INPUT RECORDS —
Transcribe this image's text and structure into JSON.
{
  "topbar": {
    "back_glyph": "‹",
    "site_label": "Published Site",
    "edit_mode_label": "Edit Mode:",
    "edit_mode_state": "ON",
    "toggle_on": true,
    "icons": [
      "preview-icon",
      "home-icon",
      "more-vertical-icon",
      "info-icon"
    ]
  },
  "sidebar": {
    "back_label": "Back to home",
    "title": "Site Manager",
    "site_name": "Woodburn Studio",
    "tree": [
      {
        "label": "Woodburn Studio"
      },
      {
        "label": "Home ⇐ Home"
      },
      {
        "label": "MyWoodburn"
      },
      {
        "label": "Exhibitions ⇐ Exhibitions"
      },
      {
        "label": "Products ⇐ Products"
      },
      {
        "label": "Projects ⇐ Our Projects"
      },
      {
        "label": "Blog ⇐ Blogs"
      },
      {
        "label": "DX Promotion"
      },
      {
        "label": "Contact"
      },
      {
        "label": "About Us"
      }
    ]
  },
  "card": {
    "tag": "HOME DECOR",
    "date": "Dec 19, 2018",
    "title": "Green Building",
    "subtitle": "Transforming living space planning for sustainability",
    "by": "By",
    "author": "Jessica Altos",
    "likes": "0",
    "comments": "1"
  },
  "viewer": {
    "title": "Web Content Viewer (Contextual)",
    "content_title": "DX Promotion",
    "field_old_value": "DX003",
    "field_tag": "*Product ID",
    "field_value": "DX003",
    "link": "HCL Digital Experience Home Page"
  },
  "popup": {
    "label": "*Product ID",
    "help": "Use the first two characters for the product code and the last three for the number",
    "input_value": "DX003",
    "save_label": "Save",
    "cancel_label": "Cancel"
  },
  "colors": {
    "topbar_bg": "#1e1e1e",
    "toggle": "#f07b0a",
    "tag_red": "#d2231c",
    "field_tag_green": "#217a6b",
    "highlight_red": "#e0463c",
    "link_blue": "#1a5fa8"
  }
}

SET PROBLEM — Write all of the records out again exactly.

SOLUTION TO THIS TASK —
Transcribe this image's text and structure into JSON.
{
  "topbar": {
    "back_glyph": "‹",
    "site_label": "Published Site",
    "edit_mode_label": "Edit Mode:",
    "edit_mode_state": "ON",
    "toggle_on": true,
    "icons": [
      "preview-icon",
      "home-icon",
      "more-vertical-icon",
      "info-icon"
    ]
  },
  "sidebar": {
    "back_label": "Back to home",
    "title": "Site Manager",
    "site_name": "Woodburn Studio",
    "tree": [
      {
        "label": "Woodburn Studio"
      },
      {
        "label": "Home ⇐ Home"
      },
      {
        "label": "MyWoodburn"
      },
      {
        "label": "Exhibitions ⇐ Exhibitions"
      },
      {
        "label": "Products ⇐ Products"
      },
      {
        "label": "Projects ⇐ Our Projects"
      },
      {
        "label": "Blog ⇐ Blogs"
      },
      {
        "label": "DX Promotion"
      },
      {
        "label": "Contact"
      },
      {
        "label": "About Us"
      }
    ]
  },
  "card": {
    "tag": "HOME DECOR",
    "date": "Dec 19, 2018",
    "title": "Green Building",
    "subtitle": "Transforming living space planning for sustainability",
    "by": "By",
    "author": "Jessica Altos",
    "likes": "0",
    "comments": "1"
  },
  "viewer": {
    "title": "Web Content Viewer (Contextual)",
    "content_title": "DX Promotion",
    "field_old_value": "DX003",
    "field_tag": "*Product ID",
    "field_value": "DX003",
    "link": "HCL Digital Experience Home Page"
  },
  "popup": {
    "label": "*Product ID",
    "help": "Use the first two characters for the product code and the last three for the number",
    "input_value": "DX003",
    "save_label": "Save",
    "cancel_label": "Cancel"
  },
  "colors": {
    "topbar_bg": "#1e1e1e",
    "toggle": "#f07b0a",
    "tag_red": "#d2231c",
    "field_tag_green": "#217a6b",
    "highlight_red": "#e0463c",
    "link_blue": "#1a5fa8"
  }
}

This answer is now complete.